▶ _Dataset entries_:
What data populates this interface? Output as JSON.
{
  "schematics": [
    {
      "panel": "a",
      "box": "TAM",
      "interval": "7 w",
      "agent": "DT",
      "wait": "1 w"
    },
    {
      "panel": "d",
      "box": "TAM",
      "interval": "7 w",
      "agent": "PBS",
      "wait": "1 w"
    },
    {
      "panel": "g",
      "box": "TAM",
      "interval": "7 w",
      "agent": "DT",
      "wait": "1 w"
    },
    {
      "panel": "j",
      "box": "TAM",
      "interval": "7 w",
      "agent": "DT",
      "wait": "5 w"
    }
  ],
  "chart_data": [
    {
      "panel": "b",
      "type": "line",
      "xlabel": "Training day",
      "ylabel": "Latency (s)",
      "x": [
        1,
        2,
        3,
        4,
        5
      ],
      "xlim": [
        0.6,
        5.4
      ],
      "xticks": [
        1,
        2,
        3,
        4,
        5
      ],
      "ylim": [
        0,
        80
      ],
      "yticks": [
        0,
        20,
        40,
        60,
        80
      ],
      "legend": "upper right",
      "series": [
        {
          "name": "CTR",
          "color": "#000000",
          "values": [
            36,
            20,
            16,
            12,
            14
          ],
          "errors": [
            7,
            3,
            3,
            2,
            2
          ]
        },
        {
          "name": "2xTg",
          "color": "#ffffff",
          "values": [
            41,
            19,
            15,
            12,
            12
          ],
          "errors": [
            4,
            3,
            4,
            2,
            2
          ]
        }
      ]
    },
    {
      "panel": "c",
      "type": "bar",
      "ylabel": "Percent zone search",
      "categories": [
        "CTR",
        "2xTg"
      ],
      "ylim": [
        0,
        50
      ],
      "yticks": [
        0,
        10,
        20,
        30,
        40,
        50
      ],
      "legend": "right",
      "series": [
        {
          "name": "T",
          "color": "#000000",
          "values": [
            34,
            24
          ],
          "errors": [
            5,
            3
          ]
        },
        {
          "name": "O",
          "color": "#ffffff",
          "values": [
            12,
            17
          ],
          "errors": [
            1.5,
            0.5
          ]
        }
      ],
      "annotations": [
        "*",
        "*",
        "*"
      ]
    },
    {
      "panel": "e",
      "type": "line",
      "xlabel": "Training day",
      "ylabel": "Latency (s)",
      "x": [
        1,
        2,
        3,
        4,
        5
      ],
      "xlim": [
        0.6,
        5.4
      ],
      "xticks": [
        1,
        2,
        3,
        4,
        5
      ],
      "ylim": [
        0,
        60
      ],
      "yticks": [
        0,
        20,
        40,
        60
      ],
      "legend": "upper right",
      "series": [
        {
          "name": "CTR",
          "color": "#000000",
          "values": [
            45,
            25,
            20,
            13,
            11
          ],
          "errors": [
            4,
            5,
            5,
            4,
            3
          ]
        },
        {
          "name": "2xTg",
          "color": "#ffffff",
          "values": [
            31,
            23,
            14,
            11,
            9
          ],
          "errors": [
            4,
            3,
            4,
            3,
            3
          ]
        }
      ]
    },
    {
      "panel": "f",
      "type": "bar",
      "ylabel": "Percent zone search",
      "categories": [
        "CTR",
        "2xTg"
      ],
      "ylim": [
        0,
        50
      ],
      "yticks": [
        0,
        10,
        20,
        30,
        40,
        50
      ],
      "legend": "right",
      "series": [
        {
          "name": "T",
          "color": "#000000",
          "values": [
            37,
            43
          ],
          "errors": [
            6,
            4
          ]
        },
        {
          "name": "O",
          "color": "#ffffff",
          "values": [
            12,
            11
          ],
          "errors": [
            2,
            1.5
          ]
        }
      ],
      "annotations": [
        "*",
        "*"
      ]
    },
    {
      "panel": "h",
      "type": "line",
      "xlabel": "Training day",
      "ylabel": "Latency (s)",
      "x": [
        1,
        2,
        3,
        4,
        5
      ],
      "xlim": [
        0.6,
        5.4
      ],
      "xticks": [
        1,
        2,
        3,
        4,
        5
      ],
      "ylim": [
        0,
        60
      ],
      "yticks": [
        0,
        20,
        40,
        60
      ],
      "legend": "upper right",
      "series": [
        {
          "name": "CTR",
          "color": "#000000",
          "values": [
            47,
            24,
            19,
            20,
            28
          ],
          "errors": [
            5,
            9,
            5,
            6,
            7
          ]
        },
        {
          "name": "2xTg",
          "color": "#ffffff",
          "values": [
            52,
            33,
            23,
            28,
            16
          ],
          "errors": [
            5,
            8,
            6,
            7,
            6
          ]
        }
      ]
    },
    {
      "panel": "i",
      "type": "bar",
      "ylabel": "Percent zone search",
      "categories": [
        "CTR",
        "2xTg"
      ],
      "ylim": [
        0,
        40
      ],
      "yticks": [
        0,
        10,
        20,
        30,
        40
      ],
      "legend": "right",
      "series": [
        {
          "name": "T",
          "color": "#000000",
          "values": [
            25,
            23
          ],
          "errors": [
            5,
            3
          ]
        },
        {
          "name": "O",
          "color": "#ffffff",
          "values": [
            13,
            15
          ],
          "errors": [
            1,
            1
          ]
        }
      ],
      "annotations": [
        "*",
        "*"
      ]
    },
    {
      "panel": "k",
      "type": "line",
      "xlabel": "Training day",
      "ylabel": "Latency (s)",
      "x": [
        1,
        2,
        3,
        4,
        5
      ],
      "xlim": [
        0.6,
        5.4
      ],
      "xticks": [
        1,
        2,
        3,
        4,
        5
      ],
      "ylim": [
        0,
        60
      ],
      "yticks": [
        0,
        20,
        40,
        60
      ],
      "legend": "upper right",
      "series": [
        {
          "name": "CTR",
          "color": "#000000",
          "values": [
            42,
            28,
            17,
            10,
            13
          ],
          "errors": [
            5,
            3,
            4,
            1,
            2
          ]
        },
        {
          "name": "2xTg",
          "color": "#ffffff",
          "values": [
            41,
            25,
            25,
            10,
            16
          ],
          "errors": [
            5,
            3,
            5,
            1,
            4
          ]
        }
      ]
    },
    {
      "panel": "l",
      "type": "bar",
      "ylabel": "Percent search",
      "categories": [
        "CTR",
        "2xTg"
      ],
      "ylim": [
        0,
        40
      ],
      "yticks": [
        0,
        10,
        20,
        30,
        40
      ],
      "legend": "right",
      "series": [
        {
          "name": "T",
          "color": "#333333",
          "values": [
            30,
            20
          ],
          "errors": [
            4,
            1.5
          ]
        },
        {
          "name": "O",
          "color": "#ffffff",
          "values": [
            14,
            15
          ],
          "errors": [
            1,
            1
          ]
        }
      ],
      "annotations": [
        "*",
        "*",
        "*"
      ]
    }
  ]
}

▶ _Description of the task_: Using the listing above, please repeat every entry exactly.

▶ _Task solution_:
What data populates this interface? Output as JSON.
{
  "schematics": [
    {
      "panel": "a",
      "box": "TAM",
      "interval": "7 w",
      "agent": "DT",
      "wait": "1 w"
    },
    {
      "panel": "d",
      "box": "TAM",
      "interval": "7 w",
      "agent": "PBS",
      "wait": "1 w"
    },
    {
      "panel": "g",
      "box": "TAM",
      "interval": "7 w",
      "agent": "DT",
      "wait": "1 w"
    },
    {
      "panel": "j",
      "box": "TAM",
      "interval": "7 w",
      "agent": "DT",
      "wait": "5 w"
    }
  ],
  "chart_data": [
    {
      "panel": "b",
      "type": "line",
      "xlabel": "Training day",
      "ylabel": "Latency (s)",
      "x": [
        1,
        2,
        3,
        4,
        5
      ],
      "xlim": [
        0.6,
        5.4
      ],
      "xticks": [
        1,
        2,
        3,
        4,
        5
      ],
      "ylim": [
        0,
        80
      ],
      "yticks": [
        0,
        20,
        40,
        60,
        80
      ],
      "legend": "upper right",
      "series": [
        {
          "name": "CTR",
          "color": "#000000",
          "values": [
            36,
            20,
            16,
            12,
            14
          ],
          "errors": [
            7,
            3,
            3,
            2,
            2
          ]
        },
        {
          "name": "2xTg",
          "color": "#ffffff",
          "values": [
            41,
            19,
            15,
            12,
            12
          ],
          "errors": [
            4,
            3,
            4,
            2,
            2
          ]
        }
      ]
    },
    {
      "panel": "c",
      "type": "bar",
      "ylabel": "Percent zone search",
      "categories": [
        "CTR",
        "2xTg"
      ],
      "ylim": [
        0,
        50
      ],
      "yticks": [
        0,
        10,
        20,
        30,
        40,
        50
      ],
      "legend": "right",
      "series": [
        {
          "name": "T",
          "color": "#000000",
          "values": [
            34,
            24
          ],
          "errors": [
            5,
            3
          ]
        },
        {
          "name": "O",
          "color": "#ffffff",
          "values": [
            12,
            17
          ],
          "errors": [
            1.5,
            0.5
          ]
        }
      ],
      "annotations": [
        "*",
        "*",
        "*"
      ]
    },
    {
      "panel": "e",
      "type": "line",
      "xlabel": "Training day",
      "ylabel": "Latency (s)",
      "x": [
        1,
        2,
        3,
        4,
        5
      ],
      "xlim": [
        0.6,
        5.4
      ],
      "xticks": [
        1,
        2,
        3,
        4,
        5
      ],
      "ylim": [
        0,
        60
      ],
      "yticks": [
        0,
        20,
        40,
        60
      ],
      "legend": "upper right",
      "series": [
        {
          "name": "CTR",
          "color": "#000000",
          "values": [
            45,
            25,
            20,
            13,
            11
          ],
          "errors": [
            4,
            5,
            5,
            4,
            3
          ]
        },
        {
          "name": "2xTg",
          "color": "#ffffff",
          "values": [
            31,
            23,
            14,
            11,
            9
          ],
          "errors": [
            4,
            3,
            4,
            3,
            3
          ]
        }
      ]
    },
    {
      "panel": "f",
      "type": "bar",
      "ylabel": "Percent zone search",
      "categories": [
        "CTR",
        "2xTg"
      ],
      "ylim": [
        0,
        50
      ],
      "yticks": [
        0,
        10,
        20,
        30,
        40,
        50
      ],
      "legend": "right",
      "series": [
        {
          "name": "T",
          "color": "#000000",
          "values": [
            37,
            43
          ],
          "errors": [
            6,
            4
          ]
        },
        {
          "name": "O",
          "color": "#ffffff",
          "values": [
            12,
            11
          ],
          "errors": [
            2,
            1.5
          ]
        }
      ],
      "annotations": [
        "*",
        "*"
      ]
    },
    {
      "panel": "h",
      "type": "line",
      "xlabel": "Training day",
      "ylabel": "Latency (s)",
      "x": [
        1,
        2,
        3,
        4,
        5
      ],
      "xlim": [
        0.6,
        5.4
      ],
      "xticks": [
        1,
        2,
        3,
        4,
        5
      ],
      "ylim": [
        0,
        60
      ],
      "yticks": [
        0,
        20,
        40,
        60
      ],
      "legend": "upper right",
      "series": [
        {
          "name": "CTR",
          "color": "#000000",
          "values": [
            47,
            24,
            19,
            20,
            28
          ],
          "errors": [
            5,
            9,
            5,
            6,
            7
          ]
        },
        {
          "name": "2xTg",
          "color": "#ffffff",
          "values": [
            52,
            33,
            23,
            28,
            16
          ],
          "errors": [
            5,
            8,
            6,
            7,
            6
          ]
        }
      ]
    },
    {
      "panel": "i",
      "type": "bar",
      "ylabel": "Percent zone search",
      "categories": [
        "CTR",
        "2xTg"
      ],
      "ylim": [
        0,
        40
      ],
      "yticks": [
        0,
        10,
        20,
        30,
        40
      ],
      "legend": "right",
      "series": [
        {
          "name": "T",
          "color": "#000000",
          "values": [
            25,
            23
          ],
          "errors": [
            5,
            3
          ]
        },
        {
          "name": "O",
          "color": "#ffffff",
          "values": [
            13,
            15
          ],
          "errors": [
            1,
            1
          ]
        }
      ],
      "annotations": [
        "*",
        "*"
      ]
    },
    {
      "panel": "k",
      "type": "line",
      "xlabel": "Training day",
      "ylabel": "Latency (s)",
      "x": [
        1,
        2,
        3,
        4,
        5
      ],
      "xlim": [
        0.6,
        5.4
      ],
      "xticks": [
        1,
        2,
        3,
        4,
        5
      ],
      "ylim": [
        0,
        60
      ],
      "yticks": [
        0,
        20,
        40,
        60
      ],
      "legend": "upper right",
      "series": [
        {
          "name": "CTR",
          "color": "#000000",
          "values": [
            42,
            28,
            17,
            10,
            13
          ],
          "errors": [
            5,
            3,
            4,
            1,
            2
          ]
        },
        {
          "name": "2xTg",
          "color": "#ffffff",
          "values": [
            41,
            25,
            25,
            10,
            16
          ],
          "errors": [
            5,
            3,
            5,
            1,
            4
          ]
        }
      ]
    },
    {
      "panel": "l",
      "type": "bar",
      "ylabel": "Percent search",
      "categories": [
        "CTR",
        "2xTg"
      ],
      "ylim": [
        0,
        40
      ],
      "yticks": [
        0,
        10,
        20,
        30,
        40
      ],
      "legend": "right",
      "series": [
        {
          "name": "T",
          "color": "#333333",
          "values": [
            30,
            20
          ],
          "errors": [
            4,
            1.5
          ]
        },
        {
          "name": "O",
          "color": "#ffffff",
          "values": [
            14,
            15
          ],
          "errors": [
            1,
            1
          ]
        }
      ],
      "annotations": [
        "*",
        "*",
        "*"
      ]
    }
  ]
}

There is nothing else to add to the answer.